- What this task involves -
Check each line for the word "JSON" and give how many have it. Say nothing else.

(Entries with figure data)
┏━━
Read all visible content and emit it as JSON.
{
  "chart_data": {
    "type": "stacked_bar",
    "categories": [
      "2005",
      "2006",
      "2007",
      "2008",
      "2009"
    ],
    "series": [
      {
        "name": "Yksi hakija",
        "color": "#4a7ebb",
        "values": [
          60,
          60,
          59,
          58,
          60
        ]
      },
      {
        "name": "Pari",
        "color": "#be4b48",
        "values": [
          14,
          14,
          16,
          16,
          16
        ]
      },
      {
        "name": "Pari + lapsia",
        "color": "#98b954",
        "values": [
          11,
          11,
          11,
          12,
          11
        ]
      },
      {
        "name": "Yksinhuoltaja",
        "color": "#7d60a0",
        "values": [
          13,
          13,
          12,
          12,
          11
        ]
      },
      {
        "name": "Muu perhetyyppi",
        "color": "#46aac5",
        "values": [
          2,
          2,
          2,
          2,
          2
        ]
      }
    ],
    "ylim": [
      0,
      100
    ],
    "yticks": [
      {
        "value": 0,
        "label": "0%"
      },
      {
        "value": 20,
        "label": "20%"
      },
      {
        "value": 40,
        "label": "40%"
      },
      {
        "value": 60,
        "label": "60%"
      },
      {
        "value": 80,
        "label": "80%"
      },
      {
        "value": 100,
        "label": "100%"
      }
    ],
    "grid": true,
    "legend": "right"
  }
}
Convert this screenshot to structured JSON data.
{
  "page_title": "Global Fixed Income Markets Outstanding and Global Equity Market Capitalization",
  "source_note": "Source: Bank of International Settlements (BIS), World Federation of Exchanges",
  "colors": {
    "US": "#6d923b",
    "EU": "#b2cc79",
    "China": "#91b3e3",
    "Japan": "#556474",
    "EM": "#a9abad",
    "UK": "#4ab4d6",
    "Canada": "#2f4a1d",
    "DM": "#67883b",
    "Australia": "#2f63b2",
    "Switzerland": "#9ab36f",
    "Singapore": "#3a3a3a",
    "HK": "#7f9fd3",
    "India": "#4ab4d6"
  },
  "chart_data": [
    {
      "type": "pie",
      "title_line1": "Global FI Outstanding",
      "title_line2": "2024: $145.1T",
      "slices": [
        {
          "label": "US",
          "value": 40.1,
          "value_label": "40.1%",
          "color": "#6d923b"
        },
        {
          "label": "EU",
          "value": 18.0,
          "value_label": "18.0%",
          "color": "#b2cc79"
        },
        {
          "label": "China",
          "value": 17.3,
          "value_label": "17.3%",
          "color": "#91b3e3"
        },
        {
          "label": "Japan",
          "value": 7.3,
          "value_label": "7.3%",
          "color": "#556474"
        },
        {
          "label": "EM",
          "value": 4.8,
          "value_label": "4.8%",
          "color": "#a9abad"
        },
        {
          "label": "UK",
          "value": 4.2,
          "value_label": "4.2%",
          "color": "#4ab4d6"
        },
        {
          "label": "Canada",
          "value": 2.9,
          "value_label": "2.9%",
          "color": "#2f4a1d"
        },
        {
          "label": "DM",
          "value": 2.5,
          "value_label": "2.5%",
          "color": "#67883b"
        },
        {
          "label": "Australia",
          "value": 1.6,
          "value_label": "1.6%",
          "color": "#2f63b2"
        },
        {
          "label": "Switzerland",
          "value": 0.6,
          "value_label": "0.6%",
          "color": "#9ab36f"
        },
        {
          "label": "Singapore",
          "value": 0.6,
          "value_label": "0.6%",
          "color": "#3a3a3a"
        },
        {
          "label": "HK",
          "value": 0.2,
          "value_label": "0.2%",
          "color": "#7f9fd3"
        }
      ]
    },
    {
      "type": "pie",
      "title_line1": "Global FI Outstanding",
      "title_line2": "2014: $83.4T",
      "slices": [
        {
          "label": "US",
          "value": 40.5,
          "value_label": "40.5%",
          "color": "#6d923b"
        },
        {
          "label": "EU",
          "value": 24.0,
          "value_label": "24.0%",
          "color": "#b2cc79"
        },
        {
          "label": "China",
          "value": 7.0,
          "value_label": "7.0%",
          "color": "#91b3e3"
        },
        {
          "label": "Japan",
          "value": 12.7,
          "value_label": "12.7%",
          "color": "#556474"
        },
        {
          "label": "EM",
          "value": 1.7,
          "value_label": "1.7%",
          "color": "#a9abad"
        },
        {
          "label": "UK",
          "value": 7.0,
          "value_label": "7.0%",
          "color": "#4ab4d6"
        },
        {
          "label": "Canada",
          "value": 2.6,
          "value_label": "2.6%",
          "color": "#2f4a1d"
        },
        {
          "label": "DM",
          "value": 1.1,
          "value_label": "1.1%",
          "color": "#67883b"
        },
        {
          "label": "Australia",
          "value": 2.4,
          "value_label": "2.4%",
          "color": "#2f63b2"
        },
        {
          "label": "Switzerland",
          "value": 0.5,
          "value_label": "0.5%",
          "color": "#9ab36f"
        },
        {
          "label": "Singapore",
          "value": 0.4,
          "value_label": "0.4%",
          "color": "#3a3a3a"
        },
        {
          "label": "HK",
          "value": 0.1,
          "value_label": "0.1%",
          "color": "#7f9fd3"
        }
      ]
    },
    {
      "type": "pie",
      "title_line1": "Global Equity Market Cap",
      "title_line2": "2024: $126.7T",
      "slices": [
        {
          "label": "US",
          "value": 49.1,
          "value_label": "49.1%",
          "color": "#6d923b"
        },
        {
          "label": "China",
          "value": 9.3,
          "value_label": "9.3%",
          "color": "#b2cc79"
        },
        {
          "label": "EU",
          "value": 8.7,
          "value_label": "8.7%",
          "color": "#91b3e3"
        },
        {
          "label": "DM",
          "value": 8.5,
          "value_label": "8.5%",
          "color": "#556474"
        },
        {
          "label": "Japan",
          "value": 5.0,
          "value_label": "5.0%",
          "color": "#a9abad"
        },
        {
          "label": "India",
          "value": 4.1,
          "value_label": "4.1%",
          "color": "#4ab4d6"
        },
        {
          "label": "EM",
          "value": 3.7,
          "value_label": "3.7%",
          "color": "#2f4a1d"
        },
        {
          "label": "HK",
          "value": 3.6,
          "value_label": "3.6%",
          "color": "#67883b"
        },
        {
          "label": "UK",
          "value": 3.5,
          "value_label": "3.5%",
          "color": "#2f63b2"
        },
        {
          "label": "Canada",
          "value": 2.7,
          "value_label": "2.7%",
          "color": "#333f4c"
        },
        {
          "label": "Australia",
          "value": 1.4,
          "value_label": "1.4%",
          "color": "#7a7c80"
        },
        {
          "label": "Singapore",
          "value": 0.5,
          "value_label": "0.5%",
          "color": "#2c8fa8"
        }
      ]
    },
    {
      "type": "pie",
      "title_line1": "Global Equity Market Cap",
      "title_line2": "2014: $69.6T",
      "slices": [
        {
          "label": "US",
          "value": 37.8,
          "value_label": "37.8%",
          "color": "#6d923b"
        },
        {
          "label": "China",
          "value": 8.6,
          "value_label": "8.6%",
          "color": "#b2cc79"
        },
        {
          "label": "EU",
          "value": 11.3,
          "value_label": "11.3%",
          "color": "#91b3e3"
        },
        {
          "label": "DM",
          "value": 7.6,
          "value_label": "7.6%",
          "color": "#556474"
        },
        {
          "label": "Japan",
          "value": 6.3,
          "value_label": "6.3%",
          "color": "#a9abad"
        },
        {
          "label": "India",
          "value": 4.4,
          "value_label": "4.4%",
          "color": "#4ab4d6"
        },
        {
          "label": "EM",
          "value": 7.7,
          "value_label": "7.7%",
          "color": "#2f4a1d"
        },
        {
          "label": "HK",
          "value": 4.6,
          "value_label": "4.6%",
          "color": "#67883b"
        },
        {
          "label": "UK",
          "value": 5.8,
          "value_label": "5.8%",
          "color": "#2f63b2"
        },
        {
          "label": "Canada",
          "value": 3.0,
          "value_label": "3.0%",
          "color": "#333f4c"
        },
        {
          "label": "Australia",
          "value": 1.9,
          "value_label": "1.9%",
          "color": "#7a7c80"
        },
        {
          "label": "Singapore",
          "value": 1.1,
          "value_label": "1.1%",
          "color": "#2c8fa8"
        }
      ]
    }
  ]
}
┗━━
- Result of this task -
2